• WHAT IS ASKED: Look through the records and report how many lines include the word "false", with no other words.

Figure contents as structured data

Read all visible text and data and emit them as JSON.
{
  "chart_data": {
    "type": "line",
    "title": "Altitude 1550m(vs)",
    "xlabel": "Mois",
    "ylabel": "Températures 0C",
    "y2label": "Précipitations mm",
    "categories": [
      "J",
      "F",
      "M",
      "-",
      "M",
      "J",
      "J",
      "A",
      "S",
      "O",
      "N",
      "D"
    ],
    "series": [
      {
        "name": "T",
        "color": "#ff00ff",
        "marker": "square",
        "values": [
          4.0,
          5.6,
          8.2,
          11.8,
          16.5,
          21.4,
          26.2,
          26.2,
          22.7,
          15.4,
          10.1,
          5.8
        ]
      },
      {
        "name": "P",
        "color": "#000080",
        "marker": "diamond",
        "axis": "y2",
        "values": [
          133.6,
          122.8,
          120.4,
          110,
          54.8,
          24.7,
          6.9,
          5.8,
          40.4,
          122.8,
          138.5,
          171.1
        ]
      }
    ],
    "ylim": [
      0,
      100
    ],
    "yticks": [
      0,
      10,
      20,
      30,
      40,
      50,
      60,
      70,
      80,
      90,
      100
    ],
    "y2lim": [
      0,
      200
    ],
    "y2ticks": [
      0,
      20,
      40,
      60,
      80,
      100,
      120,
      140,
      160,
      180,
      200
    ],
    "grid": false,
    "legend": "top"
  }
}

---

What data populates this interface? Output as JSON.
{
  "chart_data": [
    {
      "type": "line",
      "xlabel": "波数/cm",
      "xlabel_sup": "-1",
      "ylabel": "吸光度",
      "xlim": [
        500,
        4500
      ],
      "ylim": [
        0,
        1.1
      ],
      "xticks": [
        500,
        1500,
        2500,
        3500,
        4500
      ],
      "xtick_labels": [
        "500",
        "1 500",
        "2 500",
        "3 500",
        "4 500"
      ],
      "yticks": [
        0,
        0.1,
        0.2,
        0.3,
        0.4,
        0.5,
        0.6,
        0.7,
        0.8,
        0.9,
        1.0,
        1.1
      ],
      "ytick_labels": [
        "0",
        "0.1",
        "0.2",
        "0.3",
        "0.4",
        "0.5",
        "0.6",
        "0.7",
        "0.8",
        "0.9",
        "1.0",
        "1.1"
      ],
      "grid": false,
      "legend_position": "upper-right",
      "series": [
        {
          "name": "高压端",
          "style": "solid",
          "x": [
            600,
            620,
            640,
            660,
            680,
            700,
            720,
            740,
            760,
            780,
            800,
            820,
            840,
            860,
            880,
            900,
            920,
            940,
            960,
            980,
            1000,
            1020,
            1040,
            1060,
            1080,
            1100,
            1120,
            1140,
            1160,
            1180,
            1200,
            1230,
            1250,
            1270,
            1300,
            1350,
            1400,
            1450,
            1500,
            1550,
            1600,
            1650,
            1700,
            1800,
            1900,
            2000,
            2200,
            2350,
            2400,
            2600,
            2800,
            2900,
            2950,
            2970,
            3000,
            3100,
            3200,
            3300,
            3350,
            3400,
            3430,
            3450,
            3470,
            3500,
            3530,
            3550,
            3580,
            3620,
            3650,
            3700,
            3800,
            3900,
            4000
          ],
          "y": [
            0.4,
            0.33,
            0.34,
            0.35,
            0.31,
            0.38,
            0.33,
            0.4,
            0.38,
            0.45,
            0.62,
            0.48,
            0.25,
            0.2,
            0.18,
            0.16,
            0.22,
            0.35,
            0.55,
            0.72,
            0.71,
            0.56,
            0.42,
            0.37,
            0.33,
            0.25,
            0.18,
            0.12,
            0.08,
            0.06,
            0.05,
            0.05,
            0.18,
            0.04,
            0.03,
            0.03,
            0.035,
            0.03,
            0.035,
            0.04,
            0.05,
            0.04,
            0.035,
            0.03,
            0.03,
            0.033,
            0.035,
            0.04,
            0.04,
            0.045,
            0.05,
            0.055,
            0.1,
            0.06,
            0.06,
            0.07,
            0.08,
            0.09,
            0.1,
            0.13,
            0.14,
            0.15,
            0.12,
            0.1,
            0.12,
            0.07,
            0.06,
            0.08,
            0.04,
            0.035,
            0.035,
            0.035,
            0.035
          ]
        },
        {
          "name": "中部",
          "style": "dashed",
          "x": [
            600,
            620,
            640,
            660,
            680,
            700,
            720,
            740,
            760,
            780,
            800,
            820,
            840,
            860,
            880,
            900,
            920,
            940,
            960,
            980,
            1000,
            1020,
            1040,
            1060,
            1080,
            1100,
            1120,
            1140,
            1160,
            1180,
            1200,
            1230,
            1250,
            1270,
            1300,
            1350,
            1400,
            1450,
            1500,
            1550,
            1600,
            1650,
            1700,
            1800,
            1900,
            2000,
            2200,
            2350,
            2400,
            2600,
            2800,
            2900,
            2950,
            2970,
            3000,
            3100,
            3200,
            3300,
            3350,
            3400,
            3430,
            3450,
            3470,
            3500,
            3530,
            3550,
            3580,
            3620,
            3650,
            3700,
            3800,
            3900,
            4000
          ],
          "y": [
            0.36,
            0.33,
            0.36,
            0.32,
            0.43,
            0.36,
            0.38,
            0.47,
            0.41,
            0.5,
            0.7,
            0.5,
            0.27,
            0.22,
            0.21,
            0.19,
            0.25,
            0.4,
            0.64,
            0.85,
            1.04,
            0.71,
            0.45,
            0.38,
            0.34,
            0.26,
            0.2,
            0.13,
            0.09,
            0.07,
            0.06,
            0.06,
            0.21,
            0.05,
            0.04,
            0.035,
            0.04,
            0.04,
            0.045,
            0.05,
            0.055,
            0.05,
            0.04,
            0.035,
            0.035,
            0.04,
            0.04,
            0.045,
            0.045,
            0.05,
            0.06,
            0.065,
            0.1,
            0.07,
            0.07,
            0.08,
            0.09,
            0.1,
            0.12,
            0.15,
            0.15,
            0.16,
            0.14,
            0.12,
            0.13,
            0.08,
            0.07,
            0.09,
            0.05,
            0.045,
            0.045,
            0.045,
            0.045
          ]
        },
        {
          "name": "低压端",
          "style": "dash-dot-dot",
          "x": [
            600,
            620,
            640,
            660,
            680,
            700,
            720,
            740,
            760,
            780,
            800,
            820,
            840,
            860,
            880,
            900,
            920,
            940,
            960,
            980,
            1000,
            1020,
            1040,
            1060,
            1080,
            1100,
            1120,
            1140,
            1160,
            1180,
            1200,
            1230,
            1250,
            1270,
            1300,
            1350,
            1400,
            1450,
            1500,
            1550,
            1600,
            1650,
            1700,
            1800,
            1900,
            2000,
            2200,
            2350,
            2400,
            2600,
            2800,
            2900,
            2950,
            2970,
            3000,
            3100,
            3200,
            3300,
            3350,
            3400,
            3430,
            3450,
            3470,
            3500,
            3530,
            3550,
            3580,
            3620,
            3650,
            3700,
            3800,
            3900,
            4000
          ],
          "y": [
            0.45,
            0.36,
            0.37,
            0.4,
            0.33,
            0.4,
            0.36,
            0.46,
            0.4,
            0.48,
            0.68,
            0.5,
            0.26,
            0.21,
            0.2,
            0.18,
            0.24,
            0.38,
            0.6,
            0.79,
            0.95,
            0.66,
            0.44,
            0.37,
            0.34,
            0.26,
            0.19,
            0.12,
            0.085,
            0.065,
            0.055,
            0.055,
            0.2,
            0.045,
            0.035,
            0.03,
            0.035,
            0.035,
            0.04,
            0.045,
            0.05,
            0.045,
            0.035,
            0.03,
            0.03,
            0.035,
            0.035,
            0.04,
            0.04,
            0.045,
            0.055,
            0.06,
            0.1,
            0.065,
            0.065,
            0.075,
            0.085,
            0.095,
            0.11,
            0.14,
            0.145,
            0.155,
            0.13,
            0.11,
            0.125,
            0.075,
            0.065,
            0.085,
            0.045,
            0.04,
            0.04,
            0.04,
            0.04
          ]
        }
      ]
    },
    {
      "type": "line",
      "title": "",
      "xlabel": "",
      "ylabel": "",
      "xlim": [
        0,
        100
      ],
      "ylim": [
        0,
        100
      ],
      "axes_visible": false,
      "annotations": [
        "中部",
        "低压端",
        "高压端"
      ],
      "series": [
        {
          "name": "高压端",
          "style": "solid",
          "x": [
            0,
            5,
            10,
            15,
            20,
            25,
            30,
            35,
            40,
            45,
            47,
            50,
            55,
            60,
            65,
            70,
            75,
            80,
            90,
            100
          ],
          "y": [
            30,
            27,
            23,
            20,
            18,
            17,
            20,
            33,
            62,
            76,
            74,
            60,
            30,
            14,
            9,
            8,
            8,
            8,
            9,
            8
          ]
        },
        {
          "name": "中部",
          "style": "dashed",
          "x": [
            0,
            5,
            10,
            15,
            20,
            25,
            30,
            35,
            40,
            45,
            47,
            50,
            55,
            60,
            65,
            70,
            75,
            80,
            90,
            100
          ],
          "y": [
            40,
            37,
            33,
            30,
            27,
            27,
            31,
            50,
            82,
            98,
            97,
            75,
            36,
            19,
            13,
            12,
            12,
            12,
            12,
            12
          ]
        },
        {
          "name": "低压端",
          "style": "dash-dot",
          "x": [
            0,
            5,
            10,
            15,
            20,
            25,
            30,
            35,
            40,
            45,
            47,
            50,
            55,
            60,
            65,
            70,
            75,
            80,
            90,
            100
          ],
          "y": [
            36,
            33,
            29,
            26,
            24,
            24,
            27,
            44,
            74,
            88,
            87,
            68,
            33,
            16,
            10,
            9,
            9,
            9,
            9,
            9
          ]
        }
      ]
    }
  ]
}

• RESPONSE: 3